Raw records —
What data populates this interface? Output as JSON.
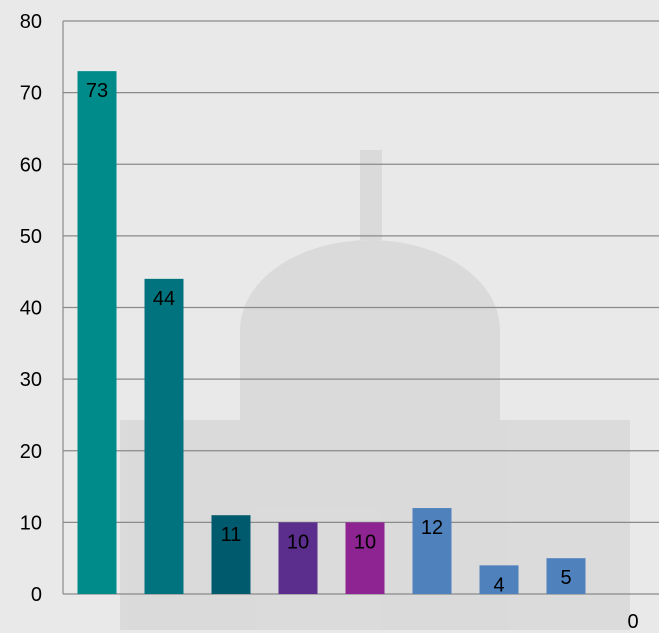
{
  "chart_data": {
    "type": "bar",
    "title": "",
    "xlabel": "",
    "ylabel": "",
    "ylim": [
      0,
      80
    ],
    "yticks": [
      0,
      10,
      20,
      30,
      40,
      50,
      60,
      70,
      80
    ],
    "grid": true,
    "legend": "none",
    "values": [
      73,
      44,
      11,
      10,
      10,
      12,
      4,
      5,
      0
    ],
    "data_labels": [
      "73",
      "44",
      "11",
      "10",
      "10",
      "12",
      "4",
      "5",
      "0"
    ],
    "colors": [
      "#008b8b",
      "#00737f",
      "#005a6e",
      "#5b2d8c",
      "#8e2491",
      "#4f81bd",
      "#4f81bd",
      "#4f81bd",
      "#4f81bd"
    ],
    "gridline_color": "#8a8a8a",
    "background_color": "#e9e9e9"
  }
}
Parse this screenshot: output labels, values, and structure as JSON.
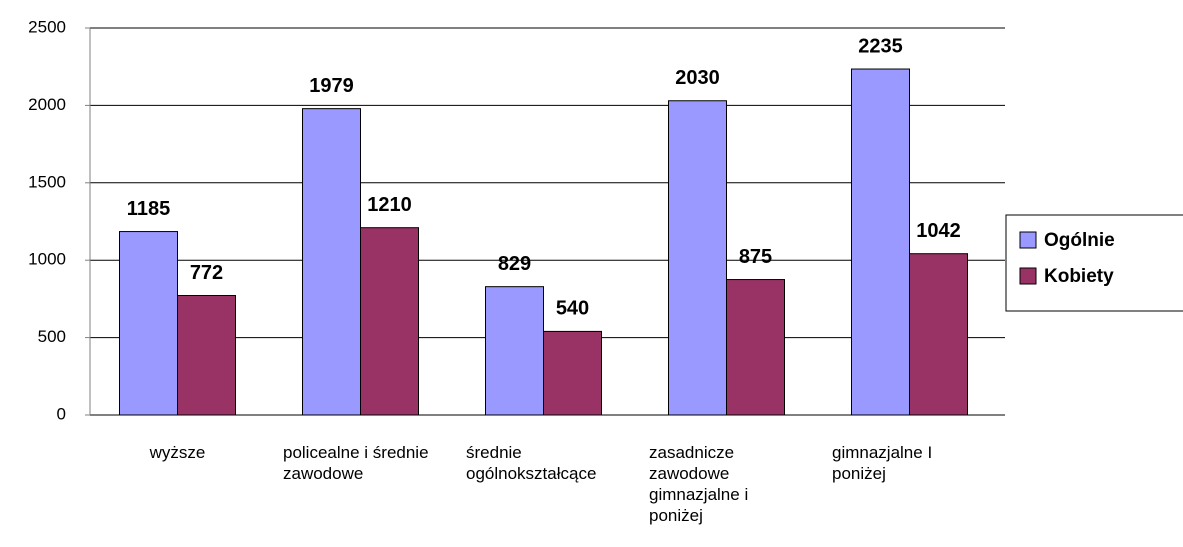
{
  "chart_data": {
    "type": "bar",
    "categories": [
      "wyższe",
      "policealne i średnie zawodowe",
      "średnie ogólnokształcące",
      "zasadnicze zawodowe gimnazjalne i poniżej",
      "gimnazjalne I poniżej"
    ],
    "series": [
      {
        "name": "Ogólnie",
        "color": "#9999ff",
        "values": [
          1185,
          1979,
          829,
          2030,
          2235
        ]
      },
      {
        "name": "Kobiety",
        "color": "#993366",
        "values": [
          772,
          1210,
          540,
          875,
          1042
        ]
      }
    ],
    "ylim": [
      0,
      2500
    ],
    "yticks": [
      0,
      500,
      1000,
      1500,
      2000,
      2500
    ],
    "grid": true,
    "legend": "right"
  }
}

WHAT IS EXPECTED — All the lines above are to be given again exactly as they read, with the pictures removed.

TASK OUTPUT —
What data populates this interface? Output as JSON.
{
  "chart_data": {
    "type": "bar",
    "title": "",
    "xlabel": "",
    "ylabel": "",
    "ylim": [
      0,
      80
    ],
    "yticks": [
      0,
      10,
      20,
      30,
      40,
      50,
      60,
      70,
      80
    ],
    "grid": true,
    "legend": "none",
    "values": [
      73,
      44,
      11,
      10,
      10,
      12,
      4,
      5,
      0
    ],
    "data_labels": [
      "73",
      "44",
      "11",
      "10",
      "10",
      "12",
      "4",
      "5",
      "0"
    ],
    "colors": [
      "#008b8b",
      "#00737f",
      "#005a6e",
      "#5b2d8c",
      "#8e2491",
      "#4f81bd",
      "#4f81bd",
      "#4f81bd",
      "#4f81bd"
    ],
    "gridline_color": "#8a8a8a",
    "background_color": "#e9e9e9"
  }
}
Parse this screenshot: output labels, values, and structure as JSON.
{
  "chart_data": {
    "type": "bar",
    "categories": [
      "wyższe",
      "policealne i średnie zawodowe",
      "średnie ogólnokształcące",
      "zasadnicze zawodowe gimnazjalne i poniżej",
      "gimnazjalne I poniżej"
    ],
    "series": [
      {
        "name": "Ogólnie",
        "color": "#9999ff",
        "values": [
          1185,
          1979,
          829,
          2030,
          2235
        ]
      },
      {
        "name": "Kobiety",
        "color": "#993366",
        "values": [
          772,
          1210,
          540,
          875,
          1042
        ]
      }
    ],
    "ylim": [
      0,
      2500
    ],
    "yticks": [
      0,
      500,
      1000,
      1500,
      2000,
      2500
    ],
    "grid": true,
    "legend": "right"
  }
}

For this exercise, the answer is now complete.